• [Text]:
** Begin **

Kirsty Peake: I ride past here every day, so I come up here
with the horse to meet friends to go riding. And when I come past, I always
notice that there are flowers on the grave. And even when it’s really bad
weather there’s always flowers on the grave, or greenery or something local.
And I speak to people and they’re not putting the flowers on.
Geanor Williams, local historian: During the summer I come
here very very often and there’s always fresh flowers here.
Narrator: Gina Williams is a local historian who’s looked
into the background of many of the stories of Dartmoor, including the story of
Kitty Jay.
Geanor: She was an orphan girl who took work at a nearby
farm called [Carna?] and she became pregnant and hung herself, because there
was so much stigma attached to it. And she was buried at this crosswise.
Because they believed then that the devil couldn’t get at her soul.
Kirsty Peake: Well James Bryant, who had the land round here
in the 1850s, 60s, he in fact had the grave opened to check, and did in fact
find the bones of a young woman. And it’s he who had the grave made as it is
now, putting in headstones and footstones. And since then, the flowers have
appeared, always.
Narrator: Over the years the mystery of the flowers has
inspired many people to spend a vigil at the grave, to see where the flowers
come from. But with no very conclusive result.
Geanor: Some time ago some scouts camped here and erm, they
watched all night, or so they said. They never saw anybody or heard anything.
And when they got up in the morning, there were fresh flowers on the grave.
Narrator: We asked John Parker to visit Jay’s Grave to see
if he could shed any light on the mystery, both on her death and the perennial
flowers.

** End **

• [Raw data]:
** Begin **

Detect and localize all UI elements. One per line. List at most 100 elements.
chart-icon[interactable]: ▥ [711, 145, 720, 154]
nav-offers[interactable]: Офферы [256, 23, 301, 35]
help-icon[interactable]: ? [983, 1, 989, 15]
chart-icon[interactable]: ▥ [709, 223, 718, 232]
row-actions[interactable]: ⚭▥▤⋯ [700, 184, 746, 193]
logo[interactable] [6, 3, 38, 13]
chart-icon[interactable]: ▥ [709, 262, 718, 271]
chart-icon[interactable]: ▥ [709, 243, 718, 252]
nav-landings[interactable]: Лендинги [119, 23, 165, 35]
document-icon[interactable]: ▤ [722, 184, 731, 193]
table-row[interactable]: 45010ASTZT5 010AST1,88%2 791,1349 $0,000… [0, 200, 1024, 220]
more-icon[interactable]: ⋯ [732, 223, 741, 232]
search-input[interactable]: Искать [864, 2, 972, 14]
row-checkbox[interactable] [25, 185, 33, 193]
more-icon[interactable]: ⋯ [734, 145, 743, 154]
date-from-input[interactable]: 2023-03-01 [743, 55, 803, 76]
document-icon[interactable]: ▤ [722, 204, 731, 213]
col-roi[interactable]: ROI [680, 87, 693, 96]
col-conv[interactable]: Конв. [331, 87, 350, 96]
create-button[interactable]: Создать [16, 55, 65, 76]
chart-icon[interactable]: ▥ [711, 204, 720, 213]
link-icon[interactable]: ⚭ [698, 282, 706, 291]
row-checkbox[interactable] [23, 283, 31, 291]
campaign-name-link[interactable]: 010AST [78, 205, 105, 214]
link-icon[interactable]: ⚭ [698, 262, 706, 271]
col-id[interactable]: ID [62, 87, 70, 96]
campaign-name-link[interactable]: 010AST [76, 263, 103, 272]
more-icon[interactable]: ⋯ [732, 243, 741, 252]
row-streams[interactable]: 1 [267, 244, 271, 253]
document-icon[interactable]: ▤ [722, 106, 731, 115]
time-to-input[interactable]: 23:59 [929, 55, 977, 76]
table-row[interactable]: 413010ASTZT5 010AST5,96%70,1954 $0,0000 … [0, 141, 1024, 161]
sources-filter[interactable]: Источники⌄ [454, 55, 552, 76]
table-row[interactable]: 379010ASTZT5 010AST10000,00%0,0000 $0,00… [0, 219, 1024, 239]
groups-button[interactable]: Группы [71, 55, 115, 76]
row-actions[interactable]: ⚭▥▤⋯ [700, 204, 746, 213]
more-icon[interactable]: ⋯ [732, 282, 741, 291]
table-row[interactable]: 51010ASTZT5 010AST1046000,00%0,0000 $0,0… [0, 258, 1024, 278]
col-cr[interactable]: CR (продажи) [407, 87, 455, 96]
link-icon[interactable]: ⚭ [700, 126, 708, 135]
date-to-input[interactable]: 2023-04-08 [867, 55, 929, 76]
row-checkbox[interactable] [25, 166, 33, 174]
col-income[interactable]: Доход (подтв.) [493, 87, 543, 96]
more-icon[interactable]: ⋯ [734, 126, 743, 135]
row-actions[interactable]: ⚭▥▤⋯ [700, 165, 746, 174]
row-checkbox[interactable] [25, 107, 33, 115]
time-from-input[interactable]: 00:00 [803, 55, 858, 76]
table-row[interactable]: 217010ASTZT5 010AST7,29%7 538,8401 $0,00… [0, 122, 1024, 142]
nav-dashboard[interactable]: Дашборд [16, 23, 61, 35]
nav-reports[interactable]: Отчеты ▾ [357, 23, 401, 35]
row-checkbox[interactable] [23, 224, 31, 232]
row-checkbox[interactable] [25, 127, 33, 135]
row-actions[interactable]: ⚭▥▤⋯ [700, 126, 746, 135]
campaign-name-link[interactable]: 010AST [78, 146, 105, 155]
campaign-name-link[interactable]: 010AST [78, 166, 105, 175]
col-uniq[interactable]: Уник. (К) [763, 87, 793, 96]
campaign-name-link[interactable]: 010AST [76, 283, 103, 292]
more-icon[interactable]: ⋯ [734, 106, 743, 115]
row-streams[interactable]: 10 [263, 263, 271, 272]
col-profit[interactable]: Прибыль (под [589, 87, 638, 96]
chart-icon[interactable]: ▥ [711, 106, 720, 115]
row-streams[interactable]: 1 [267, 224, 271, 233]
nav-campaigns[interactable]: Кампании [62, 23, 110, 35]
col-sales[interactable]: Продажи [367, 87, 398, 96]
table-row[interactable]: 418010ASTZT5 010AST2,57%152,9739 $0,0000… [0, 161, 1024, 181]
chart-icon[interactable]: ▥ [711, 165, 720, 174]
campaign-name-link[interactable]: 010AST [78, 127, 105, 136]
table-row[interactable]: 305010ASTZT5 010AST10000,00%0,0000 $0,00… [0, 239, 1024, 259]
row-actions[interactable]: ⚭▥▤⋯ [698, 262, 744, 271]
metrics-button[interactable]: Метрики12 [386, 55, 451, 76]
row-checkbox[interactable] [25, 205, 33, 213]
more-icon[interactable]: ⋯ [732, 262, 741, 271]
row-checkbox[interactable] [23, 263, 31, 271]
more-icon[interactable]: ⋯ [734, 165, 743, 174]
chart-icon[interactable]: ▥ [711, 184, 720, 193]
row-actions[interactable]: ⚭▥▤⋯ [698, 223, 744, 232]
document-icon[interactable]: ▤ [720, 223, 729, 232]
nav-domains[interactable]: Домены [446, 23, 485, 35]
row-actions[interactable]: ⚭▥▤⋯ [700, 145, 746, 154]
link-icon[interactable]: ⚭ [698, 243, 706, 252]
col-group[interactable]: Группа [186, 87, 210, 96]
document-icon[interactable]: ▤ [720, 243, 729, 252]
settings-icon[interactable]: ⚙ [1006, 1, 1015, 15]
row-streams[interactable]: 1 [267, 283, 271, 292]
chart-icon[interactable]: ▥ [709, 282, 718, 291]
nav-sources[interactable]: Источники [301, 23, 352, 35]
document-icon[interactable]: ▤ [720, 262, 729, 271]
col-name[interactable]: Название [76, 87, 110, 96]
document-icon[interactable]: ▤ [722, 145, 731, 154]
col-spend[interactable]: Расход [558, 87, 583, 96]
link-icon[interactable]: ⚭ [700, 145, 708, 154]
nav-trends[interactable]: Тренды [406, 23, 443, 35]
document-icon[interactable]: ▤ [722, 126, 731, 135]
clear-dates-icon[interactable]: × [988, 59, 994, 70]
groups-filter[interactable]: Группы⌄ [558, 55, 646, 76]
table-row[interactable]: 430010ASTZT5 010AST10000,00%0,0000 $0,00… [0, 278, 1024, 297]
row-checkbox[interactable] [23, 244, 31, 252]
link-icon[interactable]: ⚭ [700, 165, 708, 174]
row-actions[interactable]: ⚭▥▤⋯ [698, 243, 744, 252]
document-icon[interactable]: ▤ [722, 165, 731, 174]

** End **

• [What you will do]:
A – In the transcript about Jay's Grave, who had the grave opened to check, and what was found in it?
B – Continue the transcript about Jay's Grave from its final sentence.
The items can be set aside; the work below uses only the transcript.

• [Answers for the tasks]:
A – James Bryant, who held the land there in the 1850s and 60s, had it opened and found the bones of a young woman.

B –
John: To pick up a vibration, what is here, and what can be
seen. Here lies a young lady between 16 and 22 years old as I look at her. And
she is laid out in this direction, pointing due east. [He waves his hand about
over the grave]. From this, I pick up a vibration of very very sad. But there’s
not one human remains here but two. One of a baby, very very small.
Narrator: That of course doesn’t really get us any further
forward. We already knew that a young girl was involved, and the legend has it
she was pregnant. And that of course is the problem with mediums. It is
extremely difficult to verify either the information they come up with or the
contacts they claim to make. However there is no doubt that they do very often
help to clarify or resolve difficult psychic situations.
Dr Peter Fenwick, Consultant Neuropsychiatrist: When a
psychic medium is perceiving something that has happened, the question is what
is occurring. There are two sets of explanations. The first one is that these
are particularly sensitive people – sensitive to non-verbal cues, so they’re
picking up atmosphere from everything that is around. There’s nothing
paranormal about it. That’s the first explanation. The second one is, we do not
yet fully understand the nature of time. As far as the brain is concerned, time
can alter enormously. For example, the whole of creation I can see in one split
moment of time in certain mental states. So time is an artefact of the way the
brain is constructed.
Archie Roy, Professor of Astronomy: Nowadays, many people believe
that – oh, isn’t mediumship just a bit of a charlatan’s paradise, and frauds
and so on. And no doubt there is a percentage of mediums who are fake. But the
fact that there are fake coins in circulation doesn’t mean that all coins are
counterfeit.
Narrator: Counterfeit coin or
real, we decided to set up a rather more difficult test. And so without warning
we asked John Parker if he would visit the cottage nearest to Jay’s Grave to
see if we could establish any verifiable connections to her story. The house is
now owned by a retired couple.
Brian Harper: We’ve lived here
for about ten years, having retired from the Royal Airforce, and we’re well
aware of the story of Jay’s Grave. And as you’re aware, we’re about the nearest
really old house.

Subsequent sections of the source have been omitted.